WHAT YOU NEED TO DO => List each line of the data that holds the string "мене".

SOURCE DATA =>
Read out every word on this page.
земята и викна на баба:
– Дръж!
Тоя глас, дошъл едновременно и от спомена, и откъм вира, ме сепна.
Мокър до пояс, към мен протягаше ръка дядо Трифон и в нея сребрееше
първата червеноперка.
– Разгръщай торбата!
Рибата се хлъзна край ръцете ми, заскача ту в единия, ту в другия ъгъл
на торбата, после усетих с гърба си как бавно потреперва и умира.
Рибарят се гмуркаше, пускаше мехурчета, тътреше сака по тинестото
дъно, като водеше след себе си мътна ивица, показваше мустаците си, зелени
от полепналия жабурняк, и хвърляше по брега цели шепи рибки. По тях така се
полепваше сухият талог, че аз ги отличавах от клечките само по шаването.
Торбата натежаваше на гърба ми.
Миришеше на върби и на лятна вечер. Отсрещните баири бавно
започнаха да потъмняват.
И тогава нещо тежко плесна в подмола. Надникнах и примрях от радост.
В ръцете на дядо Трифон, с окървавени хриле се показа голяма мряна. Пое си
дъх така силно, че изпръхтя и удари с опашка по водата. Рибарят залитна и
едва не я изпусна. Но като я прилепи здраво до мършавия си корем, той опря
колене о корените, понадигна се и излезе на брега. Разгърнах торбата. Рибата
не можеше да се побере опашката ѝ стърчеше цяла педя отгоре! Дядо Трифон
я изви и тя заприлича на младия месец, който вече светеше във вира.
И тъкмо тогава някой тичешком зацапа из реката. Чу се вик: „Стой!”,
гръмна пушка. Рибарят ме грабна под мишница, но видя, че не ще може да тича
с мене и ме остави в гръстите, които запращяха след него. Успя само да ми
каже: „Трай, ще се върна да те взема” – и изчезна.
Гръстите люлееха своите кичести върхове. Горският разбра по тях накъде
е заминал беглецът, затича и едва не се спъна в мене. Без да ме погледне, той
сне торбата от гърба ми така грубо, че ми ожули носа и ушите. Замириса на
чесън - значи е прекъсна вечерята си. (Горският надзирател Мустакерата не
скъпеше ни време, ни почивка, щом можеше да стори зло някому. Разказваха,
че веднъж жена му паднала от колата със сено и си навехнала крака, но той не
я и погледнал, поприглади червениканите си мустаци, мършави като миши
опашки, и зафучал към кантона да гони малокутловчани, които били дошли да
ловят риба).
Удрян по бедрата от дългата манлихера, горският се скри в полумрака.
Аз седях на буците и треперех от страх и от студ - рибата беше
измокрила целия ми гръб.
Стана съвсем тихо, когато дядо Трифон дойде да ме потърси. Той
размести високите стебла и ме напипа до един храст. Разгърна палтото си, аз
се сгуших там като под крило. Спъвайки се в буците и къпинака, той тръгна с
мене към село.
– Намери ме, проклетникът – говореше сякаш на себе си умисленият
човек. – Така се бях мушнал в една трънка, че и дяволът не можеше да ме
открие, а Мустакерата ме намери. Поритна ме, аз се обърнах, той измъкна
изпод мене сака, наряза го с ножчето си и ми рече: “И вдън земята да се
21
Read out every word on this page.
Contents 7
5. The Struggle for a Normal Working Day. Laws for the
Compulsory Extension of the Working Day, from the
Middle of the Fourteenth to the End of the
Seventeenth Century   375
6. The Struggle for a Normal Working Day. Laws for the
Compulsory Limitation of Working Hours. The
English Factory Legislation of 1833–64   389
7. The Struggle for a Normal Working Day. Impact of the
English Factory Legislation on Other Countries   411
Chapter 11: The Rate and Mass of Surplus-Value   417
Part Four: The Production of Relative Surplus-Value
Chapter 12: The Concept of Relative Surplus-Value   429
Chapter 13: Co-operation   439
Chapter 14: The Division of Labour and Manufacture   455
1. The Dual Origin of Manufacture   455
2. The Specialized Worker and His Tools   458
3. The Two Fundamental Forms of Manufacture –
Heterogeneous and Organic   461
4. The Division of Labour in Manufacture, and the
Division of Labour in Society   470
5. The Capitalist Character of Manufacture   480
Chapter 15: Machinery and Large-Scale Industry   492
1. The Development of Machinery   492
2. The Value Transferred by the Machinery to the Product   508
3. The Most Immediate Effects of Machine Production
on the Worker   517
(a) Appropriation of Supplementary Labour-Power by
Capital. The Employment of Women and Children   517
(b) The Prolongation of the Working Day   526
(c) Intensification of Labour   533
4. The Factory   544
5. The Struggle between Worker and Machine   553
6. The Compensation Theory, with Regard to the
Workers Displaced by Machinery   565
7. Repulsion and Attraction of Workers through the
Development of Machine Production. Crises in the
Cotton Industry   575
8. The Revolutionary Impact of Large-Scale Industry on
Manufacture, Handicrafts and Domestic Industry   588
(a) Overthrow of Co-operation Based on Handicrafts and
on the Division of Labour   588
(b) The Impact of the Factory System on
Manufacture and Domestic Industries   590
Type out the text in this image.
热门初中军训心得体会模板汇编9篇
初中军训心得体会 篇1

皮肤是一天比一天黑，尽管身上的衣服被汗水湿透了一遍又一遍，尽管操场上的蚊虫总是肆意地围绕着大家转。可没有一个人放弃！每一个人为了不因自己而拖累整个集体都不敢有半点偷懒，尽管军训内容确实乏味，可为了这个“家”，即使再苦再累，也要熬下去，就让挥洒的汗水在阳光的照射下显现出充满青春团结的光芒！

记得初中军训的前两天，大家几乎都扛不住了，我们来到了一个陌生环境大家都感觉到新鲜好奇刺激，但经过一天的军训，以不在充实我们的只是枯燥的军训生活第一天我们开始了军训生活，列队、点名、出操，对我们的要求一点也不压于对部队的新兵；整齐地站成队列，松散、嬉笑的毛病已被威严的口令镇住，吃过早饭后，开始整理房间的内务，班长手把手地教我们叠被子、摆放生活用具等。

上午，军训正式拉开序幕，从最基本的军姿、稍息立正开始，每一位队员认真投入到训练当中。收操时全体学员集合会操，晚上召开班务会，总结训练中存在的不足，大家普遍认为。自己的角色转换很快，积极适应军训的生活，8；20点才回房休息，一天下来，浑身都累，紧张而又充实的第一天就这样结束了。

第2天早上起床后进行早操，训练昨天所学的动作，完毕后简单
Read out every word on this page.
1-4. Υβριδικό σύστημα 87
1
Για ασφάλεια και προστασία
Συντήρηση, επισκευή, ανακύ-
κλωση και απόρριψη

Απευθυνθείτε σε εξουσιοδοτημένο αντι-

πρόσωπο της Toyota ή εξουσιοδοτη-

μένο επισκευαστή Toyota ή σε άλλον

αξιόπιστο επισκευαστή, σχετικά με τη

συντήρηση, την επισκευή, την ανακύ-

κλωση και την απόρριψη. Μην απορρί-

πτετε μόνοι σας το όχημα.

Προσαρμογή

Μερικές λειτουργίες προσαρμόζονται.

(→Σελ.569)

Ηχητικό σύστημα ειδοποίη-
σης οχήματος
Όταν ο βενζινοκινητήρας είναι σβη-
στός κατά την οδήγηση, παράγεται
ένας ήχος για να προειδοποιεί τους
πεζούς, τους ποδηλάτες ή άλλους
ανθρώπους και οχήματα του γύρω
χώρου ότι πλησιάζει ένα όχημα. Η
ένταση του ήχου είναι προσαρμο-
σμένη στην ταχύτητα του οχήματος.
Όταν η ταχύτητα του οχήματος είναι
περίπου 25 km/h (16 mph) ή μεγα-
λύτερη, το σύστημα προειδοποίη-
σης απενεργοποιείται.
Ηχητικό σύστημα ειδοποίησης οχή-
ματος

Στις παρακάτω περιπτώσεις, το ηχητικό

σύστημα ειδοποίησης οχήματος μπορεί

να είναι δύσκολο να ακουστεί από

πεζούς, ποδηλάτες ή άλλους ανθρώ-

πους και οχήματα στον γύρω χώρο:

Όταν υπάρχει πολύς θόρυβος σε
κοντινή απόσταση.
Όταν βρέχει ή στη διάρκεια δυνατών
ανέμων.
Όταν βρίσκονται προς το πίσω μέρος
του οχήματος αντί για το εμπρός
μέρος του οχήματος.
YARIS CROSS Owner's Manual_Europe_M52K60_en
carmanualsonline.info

RIGHT ANSWER =>
с мене и ме остави в гръстите, които запращяха след него. Успя само да ми
е заминал беглецът, затича и едва не се спъна в мене. Без да ме погледне, той
мене към село.
изпод мене сака, наряза го с ножчето си и ми рече: “И вдън земята да се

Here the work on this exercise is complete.